### [Goal]
Copy out each line exactly as it appears.

Figure record listings:
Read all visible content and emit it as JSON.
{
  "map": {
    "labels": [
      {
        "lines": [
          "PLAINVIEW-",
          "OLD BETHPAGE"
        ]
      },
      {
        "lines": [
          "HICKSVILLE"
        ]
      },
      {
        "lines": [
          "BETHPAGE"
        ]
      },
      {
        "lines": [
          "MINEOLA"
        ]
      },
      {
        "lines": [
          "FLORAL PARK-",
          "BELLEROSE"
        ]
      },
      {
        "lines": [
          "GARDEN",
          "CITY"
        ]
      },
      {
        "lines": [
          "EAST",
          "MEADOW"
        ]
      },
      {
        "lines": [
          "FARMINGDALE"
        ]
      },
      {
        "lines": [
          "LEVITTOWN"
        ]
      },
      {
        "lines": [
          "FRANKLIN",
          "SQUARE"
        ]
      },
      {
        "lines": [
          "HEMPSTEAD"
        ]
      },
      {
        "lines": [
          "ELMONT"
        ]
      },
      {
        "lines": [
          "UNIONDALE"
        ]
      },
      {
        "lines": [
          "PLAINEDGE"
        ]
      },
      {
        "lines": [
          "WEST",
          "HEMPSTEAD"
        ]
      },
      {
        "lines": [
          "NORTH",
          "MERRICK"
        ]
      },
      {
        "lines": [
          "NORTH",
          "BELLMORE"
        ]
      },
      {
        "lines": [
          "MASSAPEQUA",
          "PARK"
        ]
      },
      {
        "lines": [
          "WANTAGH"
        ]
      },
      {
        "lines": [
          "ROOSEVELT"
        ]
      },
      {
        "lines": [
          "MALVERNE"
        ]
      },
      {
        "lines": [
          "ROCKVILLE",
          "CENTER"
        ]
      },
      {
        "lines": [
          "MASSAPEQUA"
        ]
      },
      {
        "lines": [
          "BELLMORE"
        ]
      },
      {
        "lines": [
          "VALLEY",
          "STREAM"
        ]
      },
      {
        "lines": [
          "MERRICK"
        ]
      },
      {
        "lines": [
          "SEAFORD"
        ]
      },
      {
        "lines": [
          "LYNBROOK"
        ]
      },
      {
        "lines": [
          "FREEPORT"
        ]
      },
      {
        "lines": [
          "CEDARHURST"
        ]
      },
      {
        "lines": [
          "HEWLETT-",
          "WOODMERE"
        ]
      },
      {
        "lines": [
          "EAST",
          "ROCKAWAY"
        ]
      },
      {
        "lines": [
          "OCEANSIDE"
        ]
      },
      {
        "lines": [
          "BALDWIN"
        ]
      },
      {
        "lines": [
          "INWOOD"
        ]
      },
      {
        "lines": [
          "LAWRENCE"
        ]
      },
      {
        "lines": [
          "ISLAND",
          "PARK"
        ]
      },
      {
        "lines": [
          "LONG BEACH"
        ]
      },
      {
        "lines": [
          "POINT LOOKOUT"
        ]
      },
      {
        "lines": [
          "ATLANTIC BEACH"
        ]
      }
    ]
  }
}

### [Result]
Read all visible content and emit it as JSON.
{
  "map": {
    "labels": [
      {
        "lines": [
          "PLAINVIEW-",
          "OLD BETHPAGE"
        ]
      },
      {
        "lines": [
          "HICKSVILLE"
        ]
      },
      {
        "lines": [
          "BETHPAGE"
        ]
      },
      {
        "lines": [
          "MINEOLA"
        ]
      },
      {
        "lines": [
          "FLORAL PARK-",
          "BELLEROSE"
        ]
      },
      {
        "lines": [
          "GARDEN",
          "CITY"
        ]
      },
      {
        "lines": [
          "EAST",
          "MEADOW"
        ]
      },
      {
        "lines": [
          "FARMINGDALE"
        ]
      },
      {
        "lines": [
          "LEVITTOWN"
        ]
      },
      {
        "lines": [
          "FRANKLIN",
          "SQUARE"
        ]
      },
      {
        "lines": [
          "HEMPSTEAD"
        ]
      },
      {
        "lines": [
          "ELMONT"
        ]
      },
      {
        "lines": [
          "UNIONDALE"
        ]
      },
      {
        "lines": [
          "PLAINEDGE"
        ]
      },
      {
        "lines": [
          "WEST",
          "HEMPSTEAD"
        ]
      },
      {
        "lines": [
          "NORTH",
          "MERRICK"
        ]
      },
      {
        "lines": [
          "NORTH",
          "BELLMORE"
        ]
      },
      {
        "lines": [
          "MASSAPEQUA",
          "PARK"
        ]
      },
      {
        "lines": [
          "WANTAGH"
        ]
      },
      {
        "lines": [
          "ROOSEVELT"
        ]
      },
      {
        "lines": [
          "MALVERNE"
        ]
      },
      {
        "lines": [
          "ROCKVILLE",
          "CENTER"
        ]
      },
      {
        "lines": [
          "MASSAPEQUA"
        ]
      },
      {
        "lines": [
          "BELLMORE"
        ]
      },
      {
        "lines": [
          "VALLEY",
          "STREAM"
        ]
      },
      {
        "lines": [
          "MERRICK"
        ]
      },
      {
        "lines": [
          "SEAFORD"
        ]
      },
      {
        "lines": [
          "LYNBROOK"
        ]
      },
      {
        "lines": [
          "FREEPORT"
        ]
      },
      {
        "lines": [
          "CEDARHURST"
        ]
      },
      {
        "lines": [
          "HEWLETT-",
          "WOODMERE"
        ]
      },
      {
        "lines": [
          "EAST",
          "ROCKAWAY"
        ]
      },
      {
        "lines": [
          "OCEANSIDE"
        ]
      },
      {
        "lines": [
          "BALDWIN"
        ]
      },
      {
        "lines": [
          "INWOOD"
        ]
      },
      {
        "lines": [
          "LAWRENCE"
        ]
      },
      {
        "lines": [
          "ISLAND",
          "PARK"
        ]
      },
      {
        "lines": [
          "LONG BEACH"
        ]
      },
      {
        "lines": [
          "POINT LOOKOUT"
        ]
      },
      {
        "lines": [
          "ATLANTIC BEACH"
        ]
      }
    ]
  }
}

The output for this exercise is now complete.